# [DATASET]

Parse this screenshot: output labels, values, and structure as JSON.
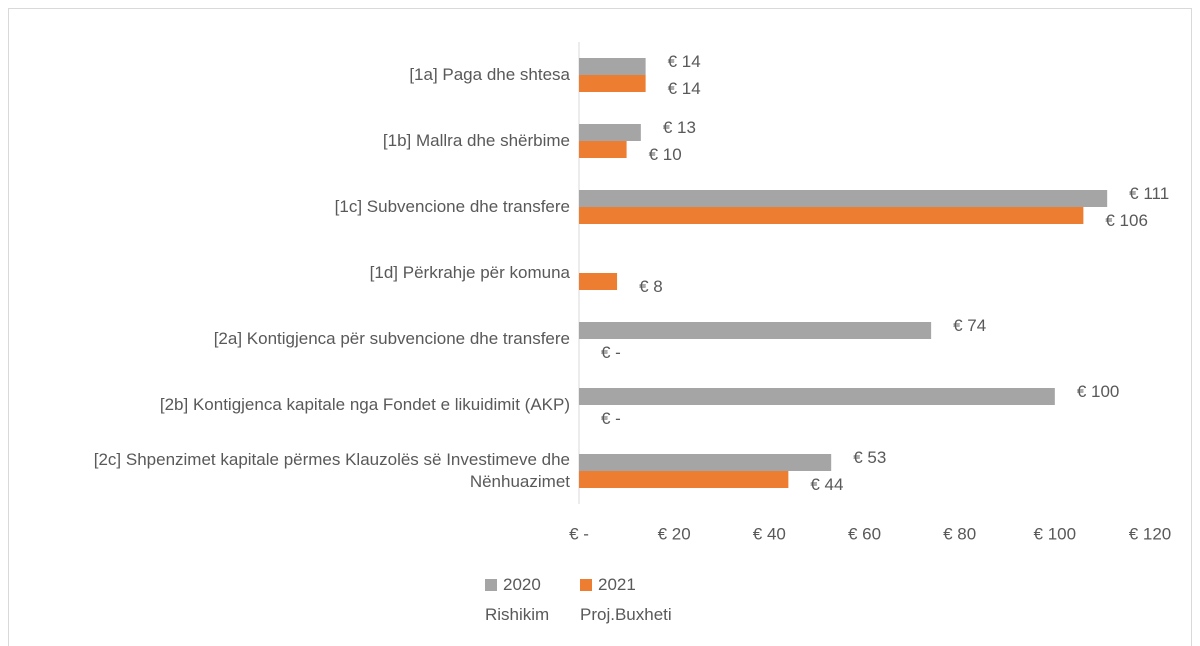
{
  "chart_data": {
    "type": "barh",
    "categories": [
      "[1a] Paga dhe shtesa",
      "[1b] Mallra dhe shërbime",
      "[1c] Subvencione dhe transfere",
      "[1d] Përkrahje për komuna",
      "[2a] Kontigjenca për subvencione dhe transfere",
      "[2b] Kontigjenca kapitale nga Fondet e likuidimit (AKP)",
      "[2c] Shpenzimet kapitale përmes Klauzolës së Investimeve dhe Nënhuazimet"
    ],
    "series": [
      {
        "name": "2020 Rishikim",
        "color": "#a5a5a5",
        "values": [
          14,
          13,
          111,
          null,
          74,
          100,
          53
        ],
        "value_labels": [
          "€ 14",
          "€ 13",
          "€ 111",
          null,
          "€ 74",
          "€ 100",
          "€ 53"
        ]
      },
      {
        "name": "2021 Proj.Buxheti",
        "color": "#ed7d31",
        "values": [
          14,
          10,
          106,
          8,
          0,
          0,
          44
        ],
        "value_labels": [
          "€ 14",
          "€ 10",
          "€ 106",
          "€ 8",
          "€ -",
          "€ -",
          "€ 44"
        ]
      }
    ],
    "xlim": [
      0,
      120
    ],
    "xticks": [
      {
        "value": 0,
        "label": "€ -"
      },
      {
        "value": 20,
        "label": "€ 20"
      },
      {
        "value": 40,
        "label": "€ 40"
      },
      {
        "value": 60,
        "label": "€ 60"
      },
      {
        "value": 80,
        "label": "€ 80"
      },
      {
        "value": 100,
        "label": "€ 100"
      },
      {
        "value": 120,
        "label": "€ 120"
      }
    ],
    "legend": "bottom"
  }
}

# [OBJECTIVE]
Gather from the data above every line with the string "transfere".

# [RESULT OF THE EXERCISE]
      "[1c] Subvencione dhe transfere",
      "[2a] Kontigjenca për subvencione dhe transfere",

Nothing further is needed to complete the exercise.